══ Data to use ══

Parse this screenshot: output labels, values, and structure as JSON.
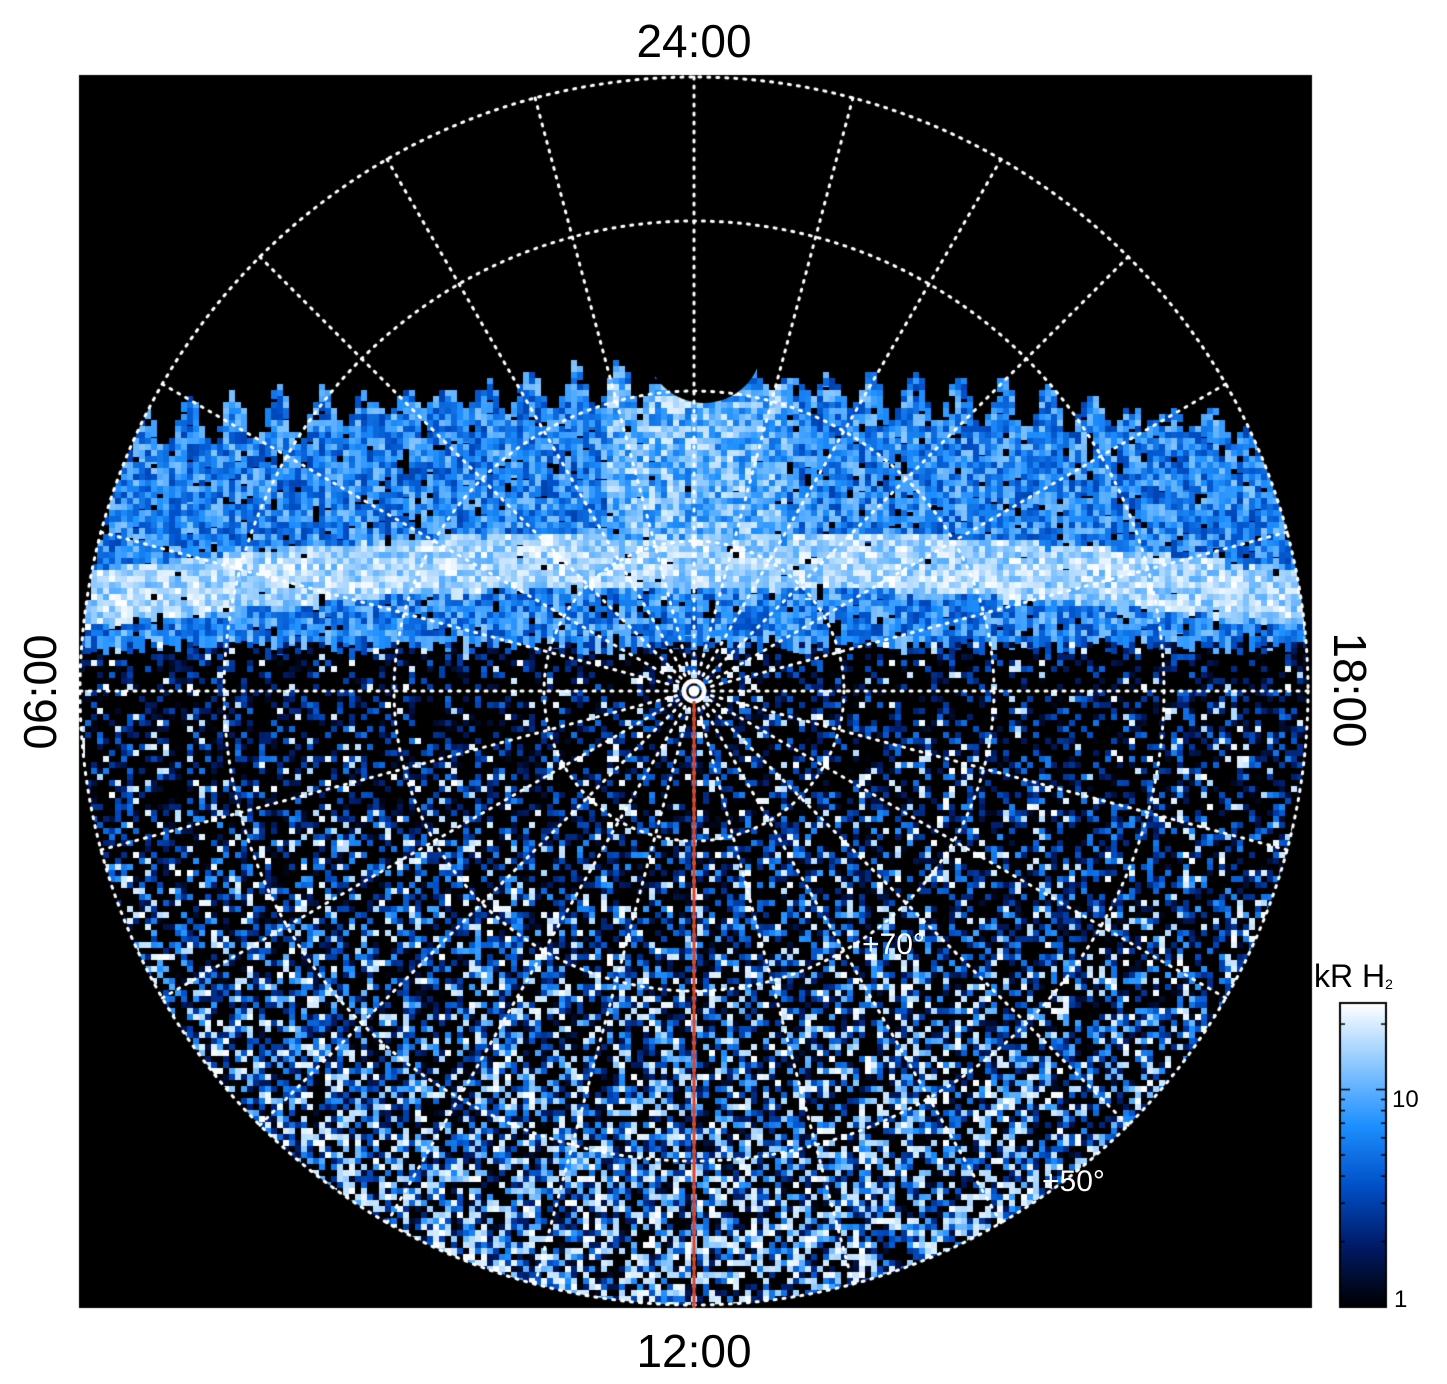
{
  "local_time_labels": {
    "top": "24:00",
    "bottom": "12:00",
    "left": "06:00",
    "right": "18:00"
  },
  "latitude_labels": {
    "lat70": "+70°",
    "lat50": "+50°"
  },
  "colorbar": {
    "title": "kR H",
    "title_sub": "2",
    "tick_10": "10",
    "tick_1": "1",
    "scale": "log",
    "range": [
      1,
      25
    ],
    "colors": [
      "#000000",
      "#001a66",
      "#0050c8",
      "#1e90ff",
      "#8cc8ff",
      "#ffffff"
    ]
  },
  "colors": {
    "background": "#000000",
    "grid": "#ffffff",
    "meridian_line": "#d8442a",
    "colorbar_frame": "#000000"
  }
}
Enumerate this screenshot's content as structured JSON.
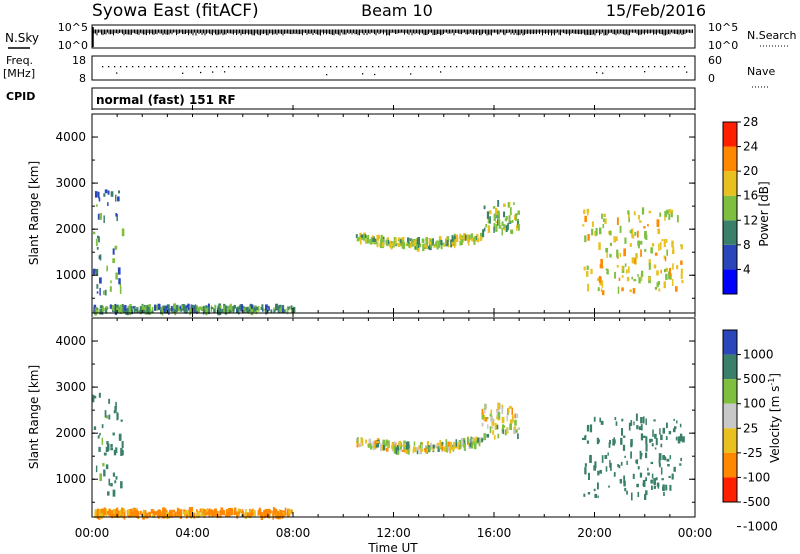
{
  "header": {
    "station": "Syowa East (fitACF)",
    "beam": "Beam 10",
    "date": "15/Feb/2016"
  },
  "noise_panel": {
    "left_label": "N.Sky",
    "right_label": "N.Search",
    "ticks_left": [
      "10^5",
      "10^0"
    ],
    "ticks_right": [
      "10^5",
      "10^0"
    ]
  },
  "freq_panel": {
    "left_label_1": "Freq.",
    "left_label_2": "[MHz]",
    "right_label": "Nave",
    "ticks_left": [
      "18",
      "8"
    ],
    "ticks_right": [
      "60",
      "0"
    ]
  },
  "cpid_panel": {
    "left_label": "CPID",
    "mode_text": "normal (fast) 151 RF"
  },
  "x_axis": {
    "label": "Time UT",
    "ticks": [
      "00:00",
      "04:00",
      "08:00",
      "12:00",
      "16:00",
      "20:00",
      "00:00"
    ],
    "range_hours": [
      0,
      24
    ]
  },
  "chart_data": [
    {
      "type": "heatmap",
      "title": "Power",
      "xlabel": "Time UT",
      "ylabel": "Slant Range [km]",
      "colorbar_label": "Power [dB]",
      "y_ticks": [
        "1000",
        "2000",
        "3000",
        "4000"
      ],
      "ylim": [
        180,
        4500
      ],
      "colorbar_ticks": [
        "4",
        "8",
        "12",
        "16",
        "20",
        "24",
        "28"
      ],
      "colorbar_range": [
        0,
        30
      ],
      "colorbar_colors": [
        "#0000ff",
        "#2a46b8",
        "#3a7f6a",
        "#7fbf3f",
        "#e8c020",
        "#ff8800",
        "#ff2000"
      ],
      "features": [
        {
          "name": "near-range echoes",
          "hours": [
            0.0,
            8.0
          ],
          "range_km": [
            200,
            320
          ],
          "value": 12
        },
        {
          "name": "early scatter",
          "hours": [
            0.0,
            1.2
          ],
          "range_km": [
            600,
            2900
          ],
          "value": 10
        },
        {
          "name": "evening arc",
          "hours": [
            10.5,
            15.5
          ],
          "range_km": [
            1500,
            1850
          ],
          "value": 16
        },
        {
          "name": "post-arc band",
          "hours": [
            15.5,
            17.0
          ],
          "range_km": [
            1900,
            2600
          ],
          "value": 14
        },
        {
          "name": "night patch",
          "hours": [
            19.5,
            23.5
          ],
          "range_km": [
            600,
            2400
          ],
          "value": 18
        }
      ]
    },
    {
      "type": "heatmap",
      "title": "Velocity",
      "xlabel": "Time UT",
      "ylabel": "Slant Range [km]",
      "colorbar_label": "Velocity [m s",
      "colorbar_label_exp": "-1",
      "colorbar_label_end": "]",
      "y_ticks": [
        "1000",
        "2000",
        "3000",
        "4000"
      ],
      "ylim": [
        180,
        4500
      ],
      "colorbar_ticks": [
        "1000",
        "500",
        "100",
        "25",
        "-25",
        "-100",
        "-500",
        "-1000"
      ],
      "colorbar_colors": [
        "#2a46b8",
        "#3a7f6a",
        "#7fbf3f",
        "#c8c8c8",
        "#e8c020",
        "#ff8800",
        "#ff2000"
      ],
      "features": [
        {
          "name": "near-range echoes",
          "hours": [
            0.0,
            8.0
          ],
          "range_km": [
            200,
            320
          ],
          "value": -150
        },
        {
          "name": "early scatter",
          "hours": [
            0.0,
            1.2
          ],
          "range_km": [
            600,
            2900
          ],
          "value": 200
        },
        {
          "name": "evening arc",
          "hours": [
            10.5,
            15.5
          ],
          "range_km": [
            1500,
            1850
          ],
          "value": 0
        },
        {
          "name": "post-arc band",
          "hours": [
            15.5,
            17.0
          ],
          "range_km": [
            1900,
            2600
          ],
          "value": 0
        },
        {
          "name": "night patch",
          "hours": [
            19.5,
            23.5
          ],
          "range_km": [
            600,
            2400
          ],
          "value": 300
        }
      ]
    }
  ]
}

═══

Instructions to follow
Copy out all the entries exactly. Images stay out of the copy.

In response
Parse this screenshot: output labels, values, and structure as JSON.
{
  "local_time_labels": {
    "top": "24:00",
    "bottom": "12:00",
    "left": "06:00",
    "right": "18:00"
  },
  "latitude_labels": {
    "lat70": "+70°",
    "lat50": "+50°"
  },
  "colorbar": {
    "title": "kR H",
    "title_sub": "2",
    "tick_10": "10",
    "tick_1": "1",
    "scale": "log",
    "range": [
      1,
      25
    ],
    "colors": [
      "#000000",
      "#001a66",
      "#0050c8",
      "#1e90ff",
      "#8cc8ff",
      "#ffffff"
    ]
  },
  "colors": {
    "background": "#000000",
    "grid": "#ffffff",
    "meridian_line": "#d8442a",
    "colorbar_frame": "#000000"
  }
}
Enumerate this screenshot's content as structured JSON.
{
  "header": {
    "station": "Syowa East (fitACF)",
    "beam": "Beam 10",
    "date": "15/Feb/2016"
  },
  "noise_panel": {
    "left_label": "N.Sky",
    "right_label": "N.Search",
    "ticks_left": [
      "10^5",
      "10^0"
    ],
    "ticks_right": [
      "10^5",
      "10^0"
    ]
  },
  "freq_panel": {
    "left_label_1": "Freq.",
    "left_label_2": "[MHz]",
    "right_label": "Nave",
    "ticks_left": [
      "18",
      "8"
    ],
    "ticks_right": [
      "60",
      "0"
    ]
  },
  "cpid_panel": {
    "left_label": "CPID",
    "mode_text": "normal (fast) 151 RF"
  },
  "x_axis": {
    "label": "Time UT",
    "ticks": [
      "00:00",
      "04:00",
      "08:00",
      "12:00",
      "16:00",
      "20:00",
      "00:00"
    ],
    "range_hours": [
      0,
      24
    ]
  },
  "chart_data": [
    {
      "type": "heatmap",
      "title": "Power",
      "xlabel": "Time UT",
      "ylabel": "Slant Range [km]",
      "colorbar_label": "Power [dB]",
      "y_ticks": [
        "1000",
        "2000",
        "3000",
        "4000"
      ],
      "ylim": [
        180,
        4500
      ],
      "colorbar_ticks": [
        "4",
        "8",
        "12",
        "16",
        "20",
        "24",
        "28"
      ],
      "colorbar_range": [
        0,
        30
      ],
      "colorbar_colors": [
        "#0000ff",
        "#2a46b8",
        "#3a7f6a",
        "#7fbf3f",
        "#e8c020",
        "#ff8800",
        "#ff2000"
      ],
      "features": [
        {
          "name": "near-range echoes",
          "hours": [
            0.0,
            8.0
          ],
          "range_km": [
            200,
            320
          ],
          "value": 12
        },
        {
          "name": "early scatter",
          "hours": [
            0.0,
            1.2
          ],
          "range_km": [
            600,
            2900
          ],
          "value": 10
        },
        {
          "name": "evening arc",
          "hours": [
            10.5,
            15.5
          ],
          "range_km": [
            1500,
            1850
          ],
          "value": 16
        },
        {
          "name": "post-arc band",
          "hours": [
            15.5,
            17.0
          ],
          "range_km": [
            1900,
            2600
          ],
          "value": 14
        },
        {
          "name": "night patch",
          "hours": [
            19.5,
            23.5
          ],
          "range_km": [
            600,
            2400
          ],
          "value": 18
        }
      ]
    },
    {
      "type": "heatmap",
      "title": "Velocity",
      "xlabel": "Time UT",
      "ylabel": "Slant Range [km]",
      "colorbar_label": "Velocity [m s",
      "colorbar_label_exp": "-1",
      "colorbar_label_end": "]",
      "y_ticks": [
        "1000",
        "2000",
        "3000",
        "4000"
      ],
      "ylim": [
        180,
        4500
      ],
      "colorbar_ticks": [
        "1000",
        "500",
        "100",
        "25",
        "-25",
        "-100",
        "-500",
        "-1000"
      ],
      "colorbar_colors": [
        "#2a46b8",
        "#3a7f6a",
        "#7fbf3f",
        "#c8c8c8",
        "#e8c020",
        "#ff8800",
        "#ff2000"
      ],
      "features": [
        {
          "name": "near-range echoes",
          "hours": [
            0.0,
            8.0
          ],
          "range_km": [
            200,
            320
          ],
          "value": -150
        },
        {
          "name": "early scatter",
          "hours": [
            0.0,
            1.2
          ],
          "range_km": [
            600,
            2900
          ],
          "value": 200
        },
        {
          "name": "evening arc",
          "hours": [
            10.5,
            15.5
          ],
          "range_km": [
            1500,
            1850
          ],
          "value": 0
        },
        {
          "name": "post-arc band",
          "hours": [
            15.5,
            17.0
          ],
          "range_km": [
            1900,
            2600
          ],
          "value": 0
        },
        {
          "name": "night patch",
          "hours": [
            19.5,
            23.5
          ],
          "range_km": [
            600,
            2400
          ],
          "value": 300
        }
      ]
    }
  ]
}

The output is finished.